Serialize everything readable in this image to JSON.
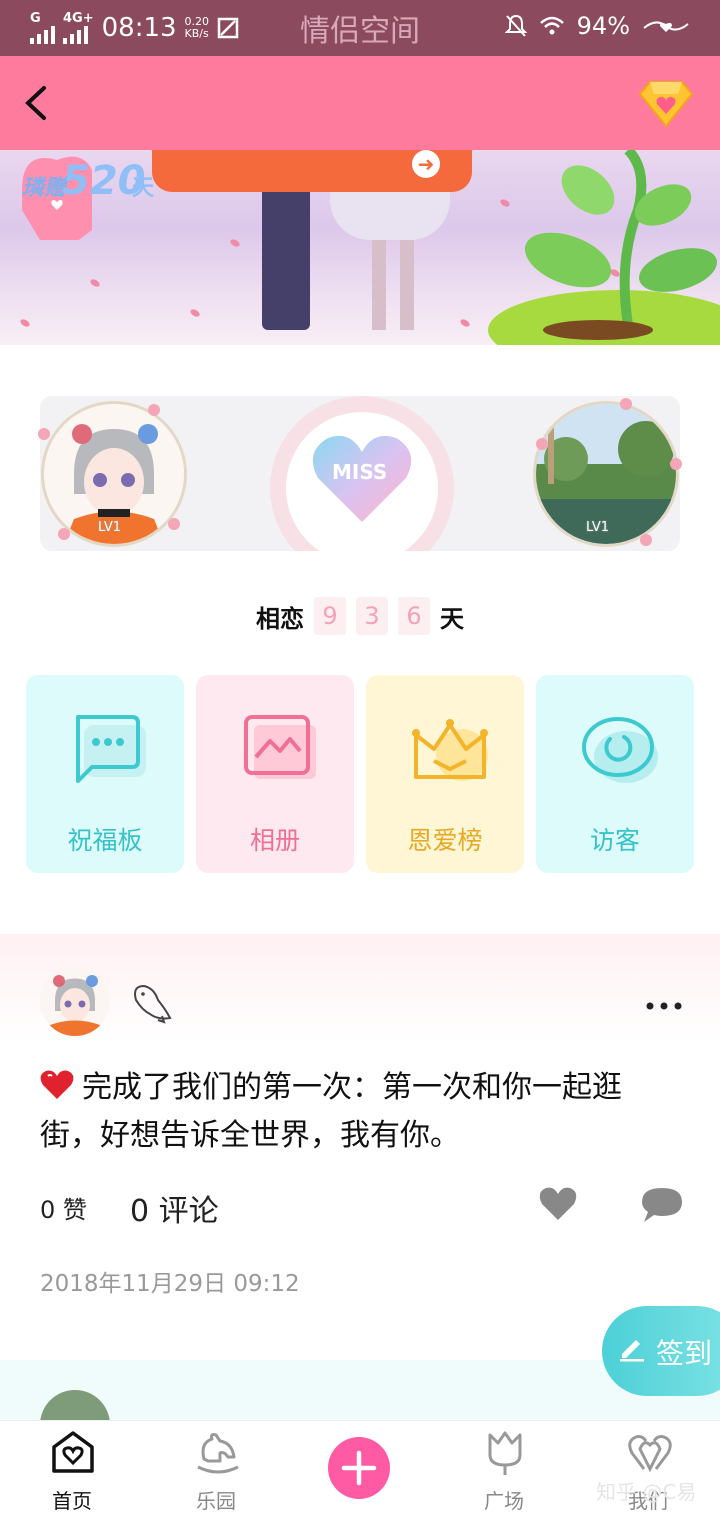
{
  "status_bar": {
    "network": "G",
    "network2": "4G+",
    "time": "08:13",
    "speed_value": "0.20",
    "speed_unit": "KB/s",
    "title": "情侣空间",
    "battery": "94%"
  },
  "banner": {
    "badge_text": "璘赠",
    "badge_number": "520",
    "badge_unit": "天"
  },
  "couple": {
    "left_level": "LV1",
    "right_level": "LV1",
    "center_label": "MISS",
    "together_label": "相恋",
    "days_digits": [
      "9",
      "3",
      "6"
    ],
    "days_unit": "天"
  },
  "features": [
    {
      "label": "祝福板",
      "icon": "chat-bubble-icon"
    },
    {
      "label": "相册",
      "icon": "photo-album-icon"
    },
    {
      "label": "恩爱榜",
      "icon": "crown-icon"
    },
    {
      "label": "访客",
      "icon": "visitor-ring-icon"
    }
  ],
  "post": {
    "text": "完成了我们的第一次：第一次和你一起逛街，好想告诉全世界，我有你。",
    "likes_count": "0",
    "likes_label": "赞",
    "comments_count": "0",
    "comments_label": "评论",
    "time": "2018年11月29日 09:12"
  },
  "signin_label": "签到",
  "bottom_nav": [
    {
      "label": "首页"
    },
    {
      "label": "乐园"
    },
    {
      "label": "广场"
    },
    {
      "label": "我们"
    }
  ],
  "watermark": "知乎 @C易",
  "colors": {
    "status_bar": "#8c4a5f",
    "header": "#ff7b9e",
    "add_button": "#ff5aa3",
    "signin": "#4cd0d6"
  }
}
::::
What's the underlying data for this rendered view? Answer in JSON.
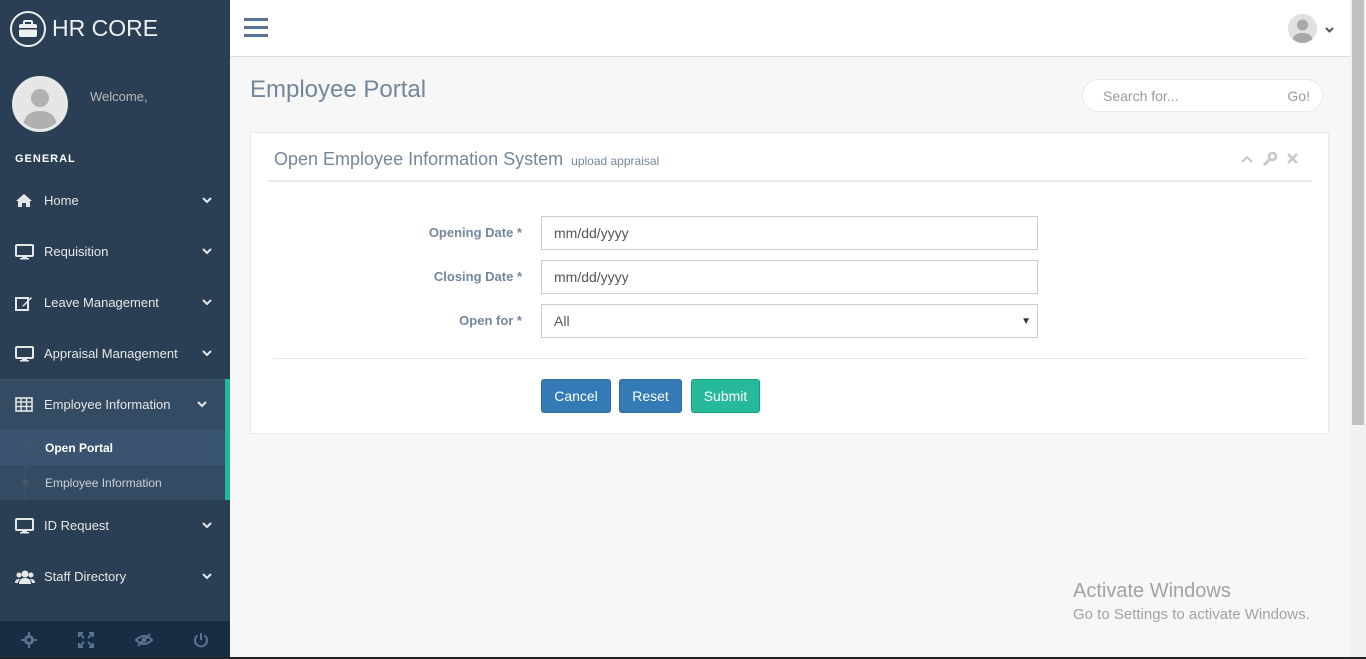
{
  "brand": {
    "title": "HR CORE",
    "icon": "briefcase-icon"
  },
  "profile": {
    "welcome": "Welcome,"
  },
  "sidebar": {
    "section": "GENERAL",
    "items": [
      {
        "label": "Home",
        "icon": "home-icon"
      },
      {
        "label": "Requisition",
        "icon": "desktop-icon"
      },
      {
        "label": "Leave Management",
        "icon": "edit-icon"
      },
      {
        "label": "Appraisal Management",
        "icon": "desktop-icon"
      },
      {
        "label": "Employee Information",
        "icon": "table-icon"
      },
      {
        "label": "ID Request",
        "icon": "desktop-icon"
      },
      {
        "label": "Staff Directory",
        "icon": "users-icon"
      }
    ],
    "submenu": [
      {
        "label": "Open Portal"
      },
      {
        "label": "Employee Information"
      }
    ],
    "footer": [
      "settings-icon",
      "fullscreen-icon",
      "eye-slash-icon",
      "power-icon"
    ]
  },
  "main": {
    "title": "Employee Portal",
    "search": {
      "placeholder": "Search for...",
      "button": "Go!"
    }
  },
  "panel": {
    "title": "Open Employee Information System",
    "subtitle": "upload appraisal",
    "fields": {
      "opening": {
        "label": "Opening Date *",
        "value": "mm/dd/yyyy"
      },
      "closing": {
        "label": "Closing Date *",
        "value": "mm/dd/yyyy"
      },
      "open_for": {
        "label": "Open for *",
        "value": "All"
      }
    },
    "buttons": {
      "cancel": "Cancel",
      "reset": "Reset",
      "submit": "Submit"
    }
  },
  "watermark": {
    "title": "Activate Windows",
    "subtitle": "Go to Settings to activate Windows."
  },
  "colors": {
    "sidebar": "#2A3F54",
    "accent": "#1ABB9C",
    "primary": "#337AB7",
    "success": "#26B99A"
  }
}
::::
:: TASK GOAL ::
Where a line of the material above holds the string "Management", copy that line.

:: EXERCISE OUTPUT ::
        "label": "Leave Management",
        "label": "Appraisal Management",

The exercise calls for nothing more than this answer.